WORKING DATA —
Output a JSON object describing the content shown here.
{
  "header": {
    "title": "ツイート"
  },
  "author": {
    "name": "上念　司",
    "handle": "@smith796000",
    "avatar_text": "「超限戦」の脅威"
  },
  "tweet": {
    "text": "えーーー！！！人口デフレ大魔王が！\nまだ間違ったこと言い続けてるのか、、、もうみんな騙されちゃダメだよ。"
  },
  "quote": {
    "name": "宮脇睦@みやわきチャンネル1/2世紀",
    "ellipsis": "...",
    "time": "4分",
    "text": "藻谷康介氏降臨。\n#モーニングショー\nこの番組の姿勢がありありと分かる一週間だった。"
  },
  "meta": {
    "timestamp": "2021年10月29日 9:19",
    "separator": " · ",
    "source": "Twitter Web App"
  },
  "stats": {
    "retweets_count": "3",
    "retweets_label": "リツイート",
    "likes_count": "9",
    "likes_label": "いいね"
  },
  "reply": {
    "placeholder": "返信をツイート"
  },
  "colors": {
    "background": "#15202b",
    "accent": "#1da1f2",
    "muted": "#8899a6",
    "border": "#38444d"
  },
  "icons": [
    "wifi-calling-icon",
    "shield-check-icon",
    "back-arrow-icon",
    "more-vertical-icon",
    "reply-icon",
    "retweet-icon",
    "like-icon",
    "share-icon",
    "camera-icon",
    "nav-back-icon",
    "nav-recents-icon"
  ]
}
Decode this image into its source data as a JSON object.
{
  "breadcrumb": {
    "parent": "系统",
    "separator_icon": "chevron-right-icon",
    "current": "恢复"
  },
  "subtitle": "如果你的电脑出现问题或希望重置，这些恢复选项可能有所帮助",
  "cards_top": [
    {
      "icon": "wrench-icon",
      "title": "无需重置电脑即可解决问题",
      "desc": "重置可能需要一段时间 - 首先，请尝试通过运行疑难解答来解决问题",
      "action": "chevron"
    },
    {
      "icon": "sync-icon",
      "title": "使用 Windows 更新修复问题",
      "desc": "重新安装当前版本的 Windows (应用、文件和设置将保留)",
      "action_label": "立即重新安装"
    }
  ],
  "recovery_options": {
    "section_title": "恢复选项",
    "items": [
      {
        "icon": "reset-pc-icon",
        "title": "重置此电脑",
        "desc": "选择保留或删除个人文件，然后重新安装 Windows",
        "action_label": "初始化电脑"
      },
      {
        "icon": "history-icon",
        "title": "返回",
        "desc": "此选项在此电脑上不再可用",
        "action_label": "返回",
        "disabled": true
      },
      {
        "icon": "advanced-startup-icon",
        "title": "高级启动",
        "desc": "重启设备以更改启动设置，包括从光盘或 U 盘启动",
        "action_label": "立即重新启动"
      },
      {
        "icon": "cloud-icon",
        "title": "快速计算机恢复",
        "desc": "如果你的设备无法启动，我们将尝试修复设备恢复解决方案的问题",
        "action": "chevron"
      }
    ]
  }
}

AIM OF THE TASK — Reproduce each record exactly as it appears.

THE COMPLETED TASK —
Output a JSON object describing the content shown here.
{
  "header": {
    "title": "ツイート"
  },
  "author": {
    "name": "上念　司",
    "handle": "@smith796000",
    "avatar_text": "「超限戦」の脅威"
  },
  "tweet": {
    "text": "えーーー！！！人口デフレ大魔王が！\nまだ間違ったこと言い続けてるのか、、、もうみんな騙されちゃダメだよ。"
  },
  "quote": {
    "name": "宮脇睦@みやわきチャンネル1/2世紀",
    "ellipsis": "...",
    "time": "4分",
    "text": "藻谷康介氏降臨。\n#モーニングショー\nこの番組の姿勢がありありと分かる一週間だった。"
  },
  "meta": {
    "timestamp": "2021年10月29日 9:19",
    "separator": " · ",
    "source": "Twitter Web App"
  },
  "stats": {
    "retweets_count": "3",
    "retweets_label": "リツイート",
    "likes_count": "9",
    "likes_label": "いいね"
  },
  "reply": {
    "placeholder": "返信をツイート"
  },
  "colors": {
    "background": "#15202b",
    "accent": "#1da1f2",
    "muted": "#8899a6",
    "border": "#38444d"
  },
  "icons": [
    "wifi-calling-icon",
    "shield-check-icon",
    "back-arrow-icon",
    "more-vertical-icon",
    "reply-icon",
    "retweet-icon",
    "like-icon",
    "share-icon",
    "camera-icon",
    "nav-back-icon",
    "nav-recents-icon"
  ]
}
Decode this image into its source data as a JSON object.
{
  "breadcrumb": {
    "parent": "系统",
    "separator_icon": "chevron-right-icon",
    "current": "恢复"
  },
  "subtitle": "如果你的电脑出现问题或希望重置，这些恢复选项可能有所帮助",
  "cards_top": [
    {
      "icon": "wrench-icon",
      "title": "无需重置电脑即可解决问题",
      "desc": "重置可能需要一段时间 - 首先，请尝试通过运行疑难解答来解决问题",
      "action": "chevron"
    },
    {
      "icon": "sync-icon",
      "title": "使用 Windows 更新修复问题",
      "desc": "重新安装当前版本的 Windows (应用、文件和设置将保留)",
      "action_label": "立即重新安装"
    }
  ],
  "recovery_options": {
    "section_title": "恢复选项",
    "items": [
      {
        "icon": "reset-pc-icon",
        "title": "重置此电脑",
        "desc": "选择保留或删除个人文件，然后重新安装 Windows",
        "action_label": "初始化电脑"
      },
      {
        "icon": "history-icon",
        "title": "返回",
        "desc": "此选项在此电脑上不再可用",
        "action_label": "返回",
        "disabled": true
      },
      {
        "icon": "advanced-startup-icon",
        "title": "高级启动",
        "desc": "重启设备以更改启动设置，包括从光盘或 U 盘启动",
        "action_label": "立即重新启动"
      },
      {
        "icon": "cloud-icon",
        "title": "快速计算机恢复",
        "desc": "如果你的设备无法启动，我们将尝试修复设备恢复解决方案的问题",
        "action": "chevron"
      }
    ]
  }
}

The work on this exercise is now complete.